| Set exercise |
Copy out the lines that include the word "chicken".

==== Records for processing

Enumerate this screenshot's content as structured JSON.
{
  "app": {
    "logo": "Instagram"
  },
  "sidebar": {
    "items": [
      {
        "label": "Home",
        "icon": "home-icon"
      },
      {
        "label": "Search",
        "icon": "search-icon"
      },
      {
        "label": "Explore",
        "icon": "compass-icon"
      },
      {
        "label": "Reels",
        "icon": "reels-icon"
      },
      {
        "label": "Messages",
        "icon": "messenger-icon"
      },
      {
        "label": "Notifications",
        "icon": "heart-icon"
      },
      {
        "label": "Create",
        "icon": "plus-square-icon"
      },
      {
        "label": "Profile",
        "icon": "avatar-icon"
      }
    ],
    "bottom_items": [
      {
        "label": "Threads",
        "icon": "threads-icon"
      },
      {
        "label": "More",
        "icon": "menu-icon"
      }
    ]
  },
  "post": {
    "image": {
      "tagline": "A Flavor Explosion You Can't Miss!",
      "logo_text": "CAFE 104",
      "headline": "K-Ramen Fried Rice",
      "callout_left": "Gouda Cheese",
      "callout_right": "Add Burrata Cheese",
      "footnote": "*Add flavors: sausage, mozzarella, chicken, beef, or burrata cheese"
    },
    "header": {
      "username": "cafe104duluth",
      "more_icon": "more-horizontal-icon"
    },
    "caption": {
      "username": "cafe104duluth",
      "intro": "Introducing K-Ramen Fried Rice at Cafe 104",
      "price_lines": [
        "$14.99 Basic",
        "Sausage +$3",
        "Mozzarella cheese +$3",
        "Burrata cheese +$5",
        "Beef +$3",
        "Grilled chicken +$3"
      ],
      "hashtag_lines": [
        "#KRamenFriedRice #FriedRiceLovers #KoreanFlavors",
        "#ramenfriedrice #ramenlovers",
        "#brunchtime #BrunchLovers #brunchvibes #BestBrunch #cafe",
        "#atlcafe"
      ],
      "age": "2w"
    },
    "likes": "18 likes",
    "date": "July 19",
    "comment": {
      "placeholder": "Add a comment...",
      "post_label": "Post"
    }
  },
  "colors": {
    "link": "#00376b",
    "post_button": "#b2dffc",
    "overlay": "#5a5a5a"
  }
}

========

| Result for this exercise |
      "footnote": "*Add flavors: sausage, mozzarella, chicken, beef, or burrata cheese"
        "Grilled chicken +$3"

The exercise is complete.